Collected data
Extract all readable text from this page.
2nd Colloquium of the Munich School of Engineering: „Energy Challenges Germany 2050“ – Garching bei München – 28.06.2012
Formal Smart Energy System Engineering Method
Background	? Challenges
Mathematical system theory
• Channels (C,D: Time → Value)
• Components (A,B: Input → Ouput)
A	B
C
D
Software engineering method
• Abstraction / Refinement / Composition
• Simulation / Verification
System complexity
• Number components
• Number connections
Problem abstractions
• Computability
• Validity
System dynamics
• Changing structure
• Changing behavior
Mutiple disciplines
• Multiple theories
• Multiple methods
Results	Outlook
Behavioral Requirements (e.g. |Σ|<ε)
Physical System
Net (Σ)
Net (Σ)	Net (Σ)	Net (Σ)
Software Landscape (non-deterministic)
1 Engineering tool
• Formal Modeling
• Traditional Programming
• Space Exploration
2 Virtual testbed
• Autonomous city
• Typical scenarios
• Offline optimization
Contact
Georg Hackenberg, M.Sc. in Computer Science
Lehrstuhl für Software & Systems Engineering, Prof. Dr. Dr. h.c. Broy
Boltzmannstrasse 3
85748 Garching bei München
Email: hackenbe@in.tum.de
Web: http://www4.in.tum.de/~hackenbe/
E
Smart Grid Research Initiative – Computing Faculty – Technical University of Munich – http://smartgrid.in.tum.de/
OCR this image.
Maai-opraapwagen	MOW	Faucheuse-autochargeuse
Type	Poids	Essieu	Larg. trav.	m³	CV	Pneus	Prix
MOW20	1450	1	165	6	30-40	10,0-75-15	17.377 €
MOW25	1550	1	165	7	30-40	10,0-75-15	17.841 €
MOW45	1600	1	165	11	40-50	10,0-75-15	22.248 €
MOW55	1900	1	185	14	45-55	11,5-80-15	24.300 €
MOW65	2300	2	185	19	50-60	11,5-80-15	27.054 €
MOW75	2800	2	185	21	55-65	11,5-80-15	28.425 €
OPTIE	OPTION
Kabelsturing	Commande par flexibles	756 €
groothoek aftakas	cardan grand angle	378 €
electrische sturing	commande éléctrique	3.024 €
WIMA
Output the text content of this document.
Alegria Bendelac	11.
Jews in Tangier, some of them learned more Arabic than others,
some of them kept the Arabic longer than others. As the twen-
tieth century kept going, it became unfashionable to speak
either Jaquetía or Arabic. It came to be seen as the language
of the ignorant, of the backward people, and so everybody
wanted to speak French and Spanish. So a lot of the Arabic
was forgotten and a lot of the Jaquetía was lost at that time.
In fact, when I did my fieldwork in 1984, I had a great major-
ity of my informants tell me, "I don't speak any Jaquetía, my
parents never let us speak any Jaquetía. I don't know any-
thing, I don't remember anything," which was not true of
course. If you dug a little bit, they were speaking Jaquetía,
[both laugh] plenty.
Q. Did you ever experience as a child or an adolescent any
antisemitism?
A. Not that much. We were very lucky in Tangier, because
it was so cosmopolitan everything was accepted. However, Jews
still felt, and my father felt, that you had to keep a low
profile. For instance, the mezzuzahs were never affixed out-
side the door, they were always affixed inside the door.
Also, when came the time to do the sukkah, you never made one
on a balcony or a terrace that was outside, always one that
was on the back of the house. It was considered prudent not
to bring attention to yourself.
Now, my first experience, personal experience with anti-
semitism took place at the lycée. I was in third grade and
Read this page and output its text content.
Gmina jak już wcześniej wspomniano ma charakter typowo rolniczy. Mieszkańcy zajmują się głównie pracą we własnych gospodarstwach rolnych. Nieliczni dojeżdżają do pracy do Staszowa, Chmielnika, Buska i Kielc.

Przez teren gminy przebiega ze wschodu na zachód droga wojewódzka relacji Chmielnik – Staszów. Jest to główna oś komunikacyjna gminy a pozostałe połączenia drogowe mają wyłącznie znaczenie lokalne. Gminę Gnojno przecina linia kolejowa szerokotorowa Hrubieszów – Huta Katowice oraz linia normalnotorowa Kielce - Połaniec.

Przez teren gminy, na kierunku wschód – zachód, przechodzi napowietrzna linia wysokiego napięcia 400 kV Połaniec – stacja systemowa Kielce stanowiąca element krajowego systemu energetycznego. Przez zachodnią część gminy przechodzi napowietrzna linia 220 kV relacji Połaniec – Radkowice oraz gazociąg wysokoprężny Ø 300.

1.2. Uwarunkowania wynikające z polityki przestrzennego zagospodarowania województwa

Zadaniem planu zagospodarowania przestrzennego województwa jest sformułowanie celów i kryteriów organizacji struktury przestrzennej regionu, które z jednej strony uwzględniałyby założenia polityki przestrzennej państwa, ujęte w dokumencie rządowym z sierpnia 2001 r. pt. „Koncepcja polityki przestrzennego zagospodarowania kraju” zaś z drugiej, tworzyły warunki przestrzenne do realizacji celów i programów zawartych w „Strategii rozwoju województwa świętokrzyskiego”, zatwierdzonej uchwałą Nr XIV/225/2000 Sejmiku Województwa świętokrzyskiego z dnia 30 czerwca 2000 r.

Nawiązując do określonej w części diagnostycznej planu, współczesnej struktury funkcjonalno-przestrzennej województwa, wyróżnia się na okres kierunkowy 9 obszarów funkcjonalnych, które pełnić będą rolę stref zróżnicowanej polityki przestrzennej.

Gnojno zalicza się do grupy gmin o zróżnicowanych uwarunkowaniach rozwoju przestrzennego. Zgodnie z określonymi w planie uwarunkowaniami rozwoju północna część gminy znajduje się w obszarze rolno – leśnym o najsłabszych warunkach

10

* **Written task**
Filter the data, keeping only the lines that contain "experience".

* **Task result**
Q. Did you ever experience as a child or an adolescent any
Now, my first experience, personal experience with anti-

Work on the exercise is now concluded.